** WORK INSTRUCTIONS **
1. Translate this sentence from the top speed thread into Spanish: "According to Car and Driver a stock ECO 6M is good for 131 mph."
2. According to the top speed thread, how fast can the 1.6T go stock on flat tarmac?

** EXTRACT **
==============================

# Top speed



## Luigi (Jun 16, 2013)

Just curious, how fast has everyone pushed their CTD up to? I have hit 112mph no problem, and it's still amazingly smooth.


----------



## Nathan of Aus. (May 16, 2013)

Not sure about the diesel but the 1.6T can hit 215km/h (135mph) on flat tarmac stock.


----------



## blk88verde (Apr 30, 2011)

According to Car and Driver a stock ECO 6M is good for 131 mph.


----------



## XtremeRevolution (Jan 19, 2012)

I would hope you did this in a controlled environment (a track). We don't support excessive speed on roads not designed for them on this board. Not trying to be an ass, it's just not something we want to glorify.


----------



## blk88verde (Apr 30, 2011)

I just checked it is 132.2 MPH


----------



## Merc6 (Jun 8, 2013)

blk88verde said:


> I just checked it is 132.2 MPH


And about 93ish MPH is fuel cut for 3rd gear. Don't think I would ever reach top speed in this car as the LRR tires already activate TCS and Stibilitrac on a 35 degree dry onramp north of 50 mph. NYC is how I found out how fast the front tires can lock up the good years if the rear drums are out of spec.


----------



## Luigi (Jun 16, 2013)

blk88verde said:


> I just checked it is 132.2 MPH


I'm more curious as to how fast anyone on here has actually gotten to. In a controlled environment of course.. 

Sent from AutoGuide.com Free App


----------



## McLoki (Apr 28, 2013)

Luigi said:


> I'm more curious as to how fast anyone on here has actually gotten to. In a controlled environment of course..
> 
> Sent from AutoGuide.com Free App


I normally drive 65mph on the interstate, but I have hit 72mph before...... 

Sent from AutoGuide.com Free App


----------



## Merc6 (Jun 8, 2013)

I fuel cut 3rd gear once "in Mexico" trying to chase down a well known drug smuggler, sadly he got away. 78 is normal for turnpike till I get int the 55 mph part of PA, 71 for flow of traffic interstate and about 43 city righ about this time when there is a hand full of cars to not break my green light streak.


----------



## 70AARCUDA (Nov 14, 2010)

==============================

** ENTRIES SUPPLIED **
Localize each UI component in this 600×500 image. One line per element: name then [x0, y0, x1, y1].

==============================

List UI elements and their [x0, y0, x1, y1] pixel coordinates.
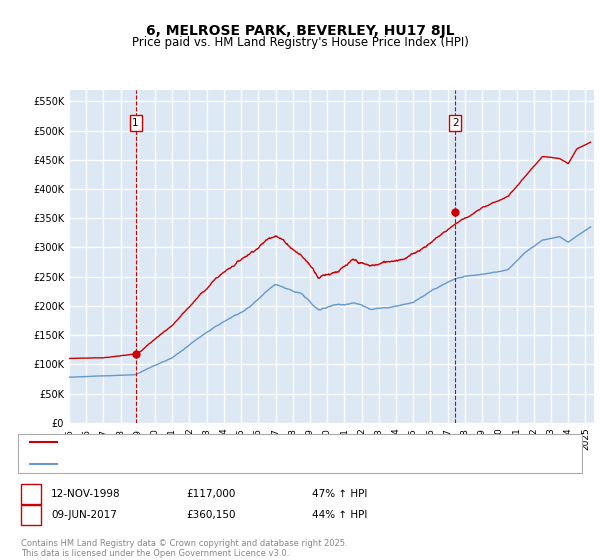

==============================

** ANSWERS BELOW **
1. Según Car and Driver, un ECO 6M de serie puede alcanzar las 131 mph.

2. 215 km/h (135 mph).